Quote all of the data below exactly, please.
• • •
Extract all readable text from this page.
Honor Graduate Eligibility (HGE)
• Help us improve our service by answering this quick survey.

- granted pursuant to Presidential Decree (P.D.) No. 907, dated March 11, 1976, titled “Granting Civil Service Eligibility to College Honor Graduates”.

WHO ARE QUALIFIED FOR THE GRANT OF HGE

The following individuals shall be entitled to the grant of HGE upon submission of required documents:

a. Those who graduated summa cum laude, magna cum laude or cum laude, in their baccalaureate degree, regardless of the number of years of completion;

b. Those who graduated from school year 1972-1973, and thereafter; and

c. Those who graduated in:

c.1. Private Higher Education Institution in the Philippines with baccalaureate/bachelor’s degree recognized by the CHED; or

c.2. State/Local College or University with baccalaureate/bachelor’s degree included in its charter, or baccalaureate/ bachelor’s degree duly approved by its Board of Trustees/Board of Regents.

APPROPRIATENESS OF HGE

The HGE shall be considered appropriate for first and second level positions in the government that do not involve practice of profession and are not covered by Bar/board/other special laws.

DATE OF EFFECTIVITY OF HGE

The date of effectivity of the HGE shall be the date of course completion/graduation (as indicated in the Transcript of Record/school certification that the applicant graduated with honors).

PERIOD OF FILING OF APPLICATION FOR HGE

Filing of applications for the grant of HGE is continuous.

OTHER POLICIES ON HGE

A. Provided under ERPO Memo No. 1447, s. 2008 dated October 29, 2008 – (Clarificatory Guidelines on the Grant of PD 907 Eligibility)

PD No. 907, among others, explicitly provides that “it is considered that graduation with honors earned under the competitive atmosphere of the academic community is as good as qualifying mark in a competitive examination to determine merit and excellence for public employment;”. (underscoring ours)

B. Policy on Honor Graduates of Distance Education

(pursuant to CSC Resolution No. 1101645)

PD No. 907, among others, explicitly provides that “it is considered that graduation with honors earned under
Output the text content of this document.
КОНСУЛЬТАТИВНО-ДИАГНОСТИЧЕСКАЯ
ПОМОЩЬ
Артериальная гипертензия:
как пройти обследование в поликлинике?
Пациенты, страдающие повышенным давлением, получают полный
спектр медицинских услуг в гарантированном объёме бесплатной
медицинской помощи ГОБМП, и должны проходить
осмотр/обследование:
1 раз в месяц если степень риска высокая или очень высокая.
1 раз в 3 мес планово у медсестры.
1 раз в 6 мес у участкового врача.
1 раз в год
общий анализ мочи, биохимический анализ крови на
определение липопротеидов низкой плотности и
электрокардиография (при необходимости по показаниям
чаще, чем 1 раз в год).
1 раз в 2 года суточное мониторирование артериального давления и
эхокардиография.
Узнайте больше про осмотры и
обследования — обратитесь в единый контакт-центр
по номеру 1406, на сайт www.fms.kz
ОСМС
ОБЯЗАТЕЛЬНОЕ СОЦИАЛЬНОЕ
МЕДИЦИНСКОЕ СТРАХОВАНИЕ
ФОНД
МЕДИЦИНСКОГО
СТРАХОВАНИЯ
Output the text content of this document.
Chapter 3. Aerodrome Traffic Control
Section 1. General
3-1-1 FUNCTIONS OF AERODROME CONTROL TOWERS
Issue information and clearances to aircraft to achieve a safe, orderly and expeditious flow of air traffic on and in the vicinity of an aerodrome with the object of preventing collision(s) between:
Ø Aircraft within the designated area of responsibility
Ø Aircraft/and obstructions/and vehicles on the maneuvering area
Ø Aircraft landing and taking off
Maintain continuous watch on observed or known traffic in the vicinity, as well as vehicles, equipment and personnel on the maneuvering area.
• • •
§ Finished task:
Extract all readable text from this page.
Honor Graduate Eligibility (HGE)
• Help us improve our service by answering this quick survey.

- granted pursuant to Presidential Decree (P.D.) No. 907, dated March 11, 1976, titled “Granting Civil Service Eligibility to College Honor Graduates”.

WHO ARE QUALIFIED FOR THE GRANT OF HGE

The following individuals shall be entitled to the grant of HGE upon submission of required documents:

a. Those who graduated summa cum laude, magna cum laude or cum laude, in their baccalaureate degree, regardless of the number of years of completion;

b. Those who graduated from school year 1972-1973, and thereafter; and

c. Those who graduated in:

c.1. Private Higher Education Institution in the Philippines with baccalaureate/bachelor’s degree recognized by the CHED; or

c.2. State/Local College or University with baccalaureate/bachelor’s degree included in its charter, or baccalaureate/ bachelor’s degree duly approved by its Board of Trustees/Board of Regents.

APPROPRIATENESS OF HGE

The HGE shall be considered appropriate for first and second level positions in the government that do not involve practice of profession and are not covered by Bar/board/other special laws.

DATE OF EFFECTIVITY OF HGE

The date of effectivity of the HGE shall be the date of course completion/graduation (as indicated in the Transcript of Record/school certification that the applicant graduated with honors).

PERIOD OF FILING OF APPLICATION FOR HGE

Filing of applications for the grant of HGE is continuous.

OTHER POLICIES ON HGE

A. Provided under ERPO Memo No. 1447, s. 2008 dated October 29, 2008 – (Clarificatory Guidelines on the Grant of PD 907 Eligibility)

PD No. 907, among others, explicitly provides that “it is considered that graduation with honors earned under the competitive atmosphere of the academic community is as good as qualifying mark in a competitive examination to determine merit and excellence for public employment;”. (underscoring ours)

B. Policy on Honor Graduates of Distance Education

(pursuant to CSC Resolution No. 1101645)

PD No. 907, among others, explicitly provides that “it is considered that graduation with honors earned under
Output the text content of this document.
КОНСУЛЬТАТИВНО-ДИАГНОСТИЧЕСКАЯ
ПОМОЩЬ
Артериальная гипертензия:
как пройти обследование в поликлинике?
Пациенты, страдающие повышенным давлением, получают полный
спектр медицинских услуг в гарантированном объёме бесплатной
медицинской помощи ГОБМП, и должны проходить
осмотр/обследование:
1 раз в месяц если степень риска высокая или очень высокая.
1 раз в 3 мес планово у медсестры.
1 раз в 6 мес у участкового врача.
1 раз в год
общий анализ мочи, биохимический анализ крови на
определение липопротеидов низкой плотности и
электрокардиография (при необходимости по показаниям
чаще, чем 1 раз в год).
1 раз в 2 года суточное мониторирование артериального давления и
эхокардиография.
Узнайте больше про осмотры и
обследования — обратитесь в единый контакт-центр
по номеру 1406, на сайт www.fms.kz
ОСМС
ОБЯЗАТЕЛЬНОЕ СОЦИАЛЬНОЕ
МЕДИЦИНСКОЕ СТРАХОВАНИЕ
ФОНД
МЕДИЦИНСКОГО
СТРАХОВАНИЯ
Output the text content of this document.
Chapter 3. Aerodrome Traffic Control
Section 1. General
3-1-1 FUNCTIONS OF AERODROME CONTROL TOWERS
Issue information and clearances to aircraft to achieve a safe, orderly and expeditious flow of air traffic on and in the vicinity of an aerodrome with the object of preventing collision(s) between:
Ø Aircraft within the designated area of responsibility
Ø Aircraft/and obstructions/and vehicles on the maneuvering area
Ø Aircraft landing and taking off
Maintain continuous watch on observed or known traffic in the vicinity, as well as vehicles, equipment and personnel on the maneuvering area.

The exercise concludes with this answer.